** CHALLENGE **
Write out all of the entries exactly as given.

** ENTRIES SUPPLIED **

+--

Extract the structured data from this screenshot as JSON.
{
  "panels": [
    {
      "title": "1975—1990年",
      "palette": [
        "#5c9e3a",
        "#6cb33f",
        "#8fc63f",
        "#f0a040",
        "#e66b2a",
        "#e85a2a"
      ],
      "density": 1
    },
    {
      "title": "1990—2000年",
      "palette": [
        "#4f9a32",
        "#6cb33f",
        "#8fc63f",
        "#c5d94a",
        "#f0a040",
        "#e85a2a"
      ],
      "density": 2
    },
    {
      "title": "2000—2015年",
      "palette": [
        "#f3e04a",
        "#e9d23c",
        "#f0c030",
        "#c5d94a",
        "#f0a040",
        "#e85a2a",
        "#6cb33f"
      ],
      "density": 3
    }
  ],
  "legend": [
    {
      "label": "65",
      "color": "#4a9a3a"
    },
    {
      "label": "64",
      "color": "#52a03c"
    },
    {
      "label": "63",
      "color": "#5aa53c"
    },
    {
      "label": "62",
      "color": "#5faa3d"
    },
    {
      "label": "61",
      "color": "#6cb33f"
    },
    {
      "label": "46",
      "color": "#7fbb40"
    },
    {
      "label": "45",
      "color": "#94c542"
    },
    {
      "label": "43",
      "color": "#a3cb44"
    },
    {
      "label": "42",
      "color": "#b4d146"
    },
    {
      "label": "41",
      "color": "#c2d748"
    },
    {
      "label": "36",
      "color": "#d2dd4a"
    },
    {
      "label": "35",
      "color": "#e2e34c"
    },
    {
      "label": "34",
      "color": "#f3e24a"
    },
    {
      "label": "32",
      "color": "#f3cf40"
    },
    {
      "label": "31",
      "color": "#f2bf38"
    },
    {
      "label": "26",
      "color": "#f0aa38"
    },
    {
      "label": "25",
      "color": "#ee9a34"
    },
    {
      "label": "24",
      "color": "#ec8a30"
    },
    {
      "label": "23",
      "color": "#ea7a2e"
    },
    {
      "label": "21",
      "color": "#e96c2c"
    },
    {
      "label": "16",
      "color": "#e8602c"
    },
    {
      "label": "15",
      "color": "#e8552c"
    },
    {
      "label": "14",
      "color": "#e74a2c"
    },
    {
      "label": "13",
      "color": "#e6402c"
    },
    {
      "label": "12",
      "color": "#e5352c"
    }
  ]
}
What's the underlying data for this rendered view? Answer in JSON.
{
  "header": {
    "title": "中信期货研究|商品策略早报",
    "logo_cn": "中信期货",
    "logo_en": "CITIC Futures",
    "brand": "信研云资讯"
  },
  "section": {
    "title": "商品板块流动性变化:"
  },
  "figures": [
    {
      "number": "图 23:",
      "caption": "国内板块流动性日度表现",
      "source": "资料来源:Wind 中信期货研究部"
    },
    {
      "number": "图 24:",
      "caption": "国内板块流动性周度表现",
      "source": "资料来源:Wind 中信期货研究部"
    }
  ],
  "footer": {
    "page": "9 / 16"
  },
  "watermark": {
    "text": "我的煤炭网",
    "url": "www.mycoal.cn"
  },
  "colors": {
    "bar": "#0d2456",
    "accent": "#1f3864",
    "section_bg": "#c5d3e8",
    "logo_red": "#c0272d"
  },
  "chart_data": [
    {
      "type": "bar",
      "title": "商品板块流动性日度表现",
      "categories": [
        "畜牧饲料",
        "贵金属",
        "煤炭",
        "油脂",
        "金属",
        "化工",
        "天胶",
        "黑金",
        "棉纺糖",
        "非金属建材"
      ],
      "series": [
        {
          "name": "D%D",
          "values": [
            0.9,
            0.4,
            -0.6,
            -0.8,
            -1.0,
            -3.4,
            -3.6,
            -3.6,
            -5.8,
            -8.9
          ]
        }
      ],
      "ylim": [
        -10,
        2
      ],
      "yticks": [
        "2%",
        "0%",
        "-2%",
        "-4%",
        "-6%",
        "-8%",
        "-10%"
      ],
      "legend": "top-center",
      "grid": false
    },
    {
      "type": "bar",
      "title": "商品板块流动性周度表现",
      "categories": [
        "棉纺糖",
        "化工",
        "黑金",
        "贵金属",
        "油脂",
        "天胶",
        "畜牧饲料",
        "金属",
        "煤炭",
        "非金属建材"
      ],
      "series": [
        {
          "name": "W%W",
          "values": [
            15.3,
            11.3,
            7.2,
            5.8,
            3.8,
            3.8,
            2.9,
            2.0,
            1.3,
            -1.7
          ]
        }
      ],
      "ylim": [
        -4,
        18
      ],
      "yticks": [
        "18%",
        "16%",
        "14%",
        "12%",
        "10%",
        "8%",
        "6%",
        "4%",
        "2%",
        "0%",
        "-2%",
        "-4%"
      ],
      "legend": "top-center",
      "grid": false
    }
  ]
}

+--

** EXERCISE SOLUTION **
Extract the structured data from this screenshot as JSON.
{
  "panels": [
    {
      "title": "1975—1990年",
      "palette": [
        "#5c9e3a",
        "#6cb33f",
        "#8fc63f",
        "#f0a040",
        "#e66b2a",
        "#e85a2a"
      ],
      "density": 1
    },
    {
      "title": "1990—2000年",
      "palette": [
        "#4f9a32",
        "#6cb33f",
        "#8fc63f",
        "#c5d94a",
        "#f0a040",
        "#e85a2a"
      ],
      "density": 2
    },
    {
      "title": "2000—2015年",
      "palette": [
        "#f3e04a",
        "#e9d23c",
        "#f0c030",
        "#c5d94a",
        "#f0a040",
        "#e85a2a",
        "#6cb33f"
      ],
      "density": 3
    }
  ],
  "legend": [
    {
      "label": "65",
      "color": "#4a9a3a"
    },
    {
      "label": "64",
      "color": "#52a03c"
    },
    {
      "label": "63",
      "color": "#5aa53c"
    },
    {
      "label": "62",
      "color": "#5faa3d"
    },
    {
      "label": "61",
      "color": "#6cb33f"
    },
    {
      "label": "46",
      "color": "#7fbb40"
    },
    {
      "label": "45",
      "color": "#94c542"
    },
    {
      "label": "43",
      "color": "#a3cb44"
    },
    {
      "label": "42",
      "color": "#b4d146"
    },
    {
      "label": "41",
      "color": "#c2d748"
    },
    {
      "label": "36",
      "color": "#d2dd4a"
    },
    {
      "label": "35",
      "color": "#e2e34c"
    },
    {
      "label": "34",
      "color": "#f3e24a"
    },
    {
      "label": "32",
      "color": "#f3cf40"
    },
    {
      "label": "31",
      "color": "#f2bf38"
    },
    {
      "label": "26",
      "color": "#f0aa38"
    },
    {
      "label": "25",
      "color": "#ee9a34"
    },
    {
      "label": "24",
      "color": "#ec8a30"
    },
    {
      "label": "23",
      "color": "#ea7a2e"
    },
    {
      "label": "21",
      "color": "#e96c2c"
    },
    {
      "label": "16",
      "color": "#e8602c"
    },
    {
      "label": "15",
      "color": "#e8552c"
    },
    {
      "label": "14",
      "color": "#e74a2c"
    },
    {
      "label": "13",
      "color": "#e6402c"
    },
    {
      "label": "12",
      "color": "#e5352c"
    }
  ]
}
What's the underlying data for this rendered view? Answer in JSON.
{
  "header": {
    "title": "中信期货研究|商品策略早报",
    "logo_cn": "中信期货",
    "logo_en": "CITIC Futures",
    "brand": "信研云资讯"
  },
  "section": {
    "title": "商品板块流动性变化:"
  },
  "figures": [
    {
      "number": "图 23:",
      "caption": "国内板块流动性日度表现",
      "source": "资料来源:Wind 中信期货研究部"
    },
    {
      "number": "图 24:",
      "caption": "国内板块流动性周度表现",
      "source": "资料来源:Wind 中信期货研究部"
    }
  ],
  "footer": {
    "page": "9 / 16"
  },
  "watermark": {
    "text": "我的煤炭网",
    "url": "www.mycoal.cn"
  },
  "colors": {
    "bar": "#0d2456",
    "accent": "#1f3864",
    "section_bg": "#c5d3e8",
    "logo_red": "#c0272d"
  },
  "chart_data": [
    {
      "type": "bar",
      "title": "商品板块流动性日度表现",
      "categories": [
        "畜牧饲料",
        "贵金属",
        "煤炭",
        "油脂",
        "金属",
        "化工",
        "天胶",
        "黑金",
        "棉纺糖",
        "非金属建材"
      ],
      "series": [
        {
          "name": "D%D",
          "values": [
            0.9,
            0.4,
            -0.6,
            -0.8,
            -1.0,
            -3.4,
            -3.6,
            -3.6,
            -5.8,
            -8.9
          ]
        }
      ],
      "ylim": [
        -10,
        2
      ],
      "yticks": [
        "2%",
        "0%",
        "-2%",
        "-4%",
        "-6%",
        "-8%",
        "-10%"
      ],
      "legend": "top-center",
      "grid": false
    },
    {
      "type": "bar",
      "title": "商品板块流动性周度表现",
      "categories": [
        "棉纺糖",
        "化工",
        "黑金",
        "贵金属",
        "油脂",
        "天胶",
        "畜牧饲料",
        "金属",
        "煤炭",
        "非金属建材"
      ],
      "series": [
        {
          "name": "W%W",
          "values": [
            15.3,
            11.3,
            7.2,
            5.8,
            3.8,
            3.8,
            2.9,
            2.0,
            1.3,
            -1.7
          ]
        }
      ],
      "ylim": [
        -4,
        18
      ],
      "yticks": [
        "18%",
        "16%",
        "14%",
        "12%",
        "10%",
        "8%",
        "6%",
        "4%",
        "2%",
        "0%",
        "-2%",
        "-4%"
      ],
      "legend": "top-center",
      "grid": false
    }
  ]
}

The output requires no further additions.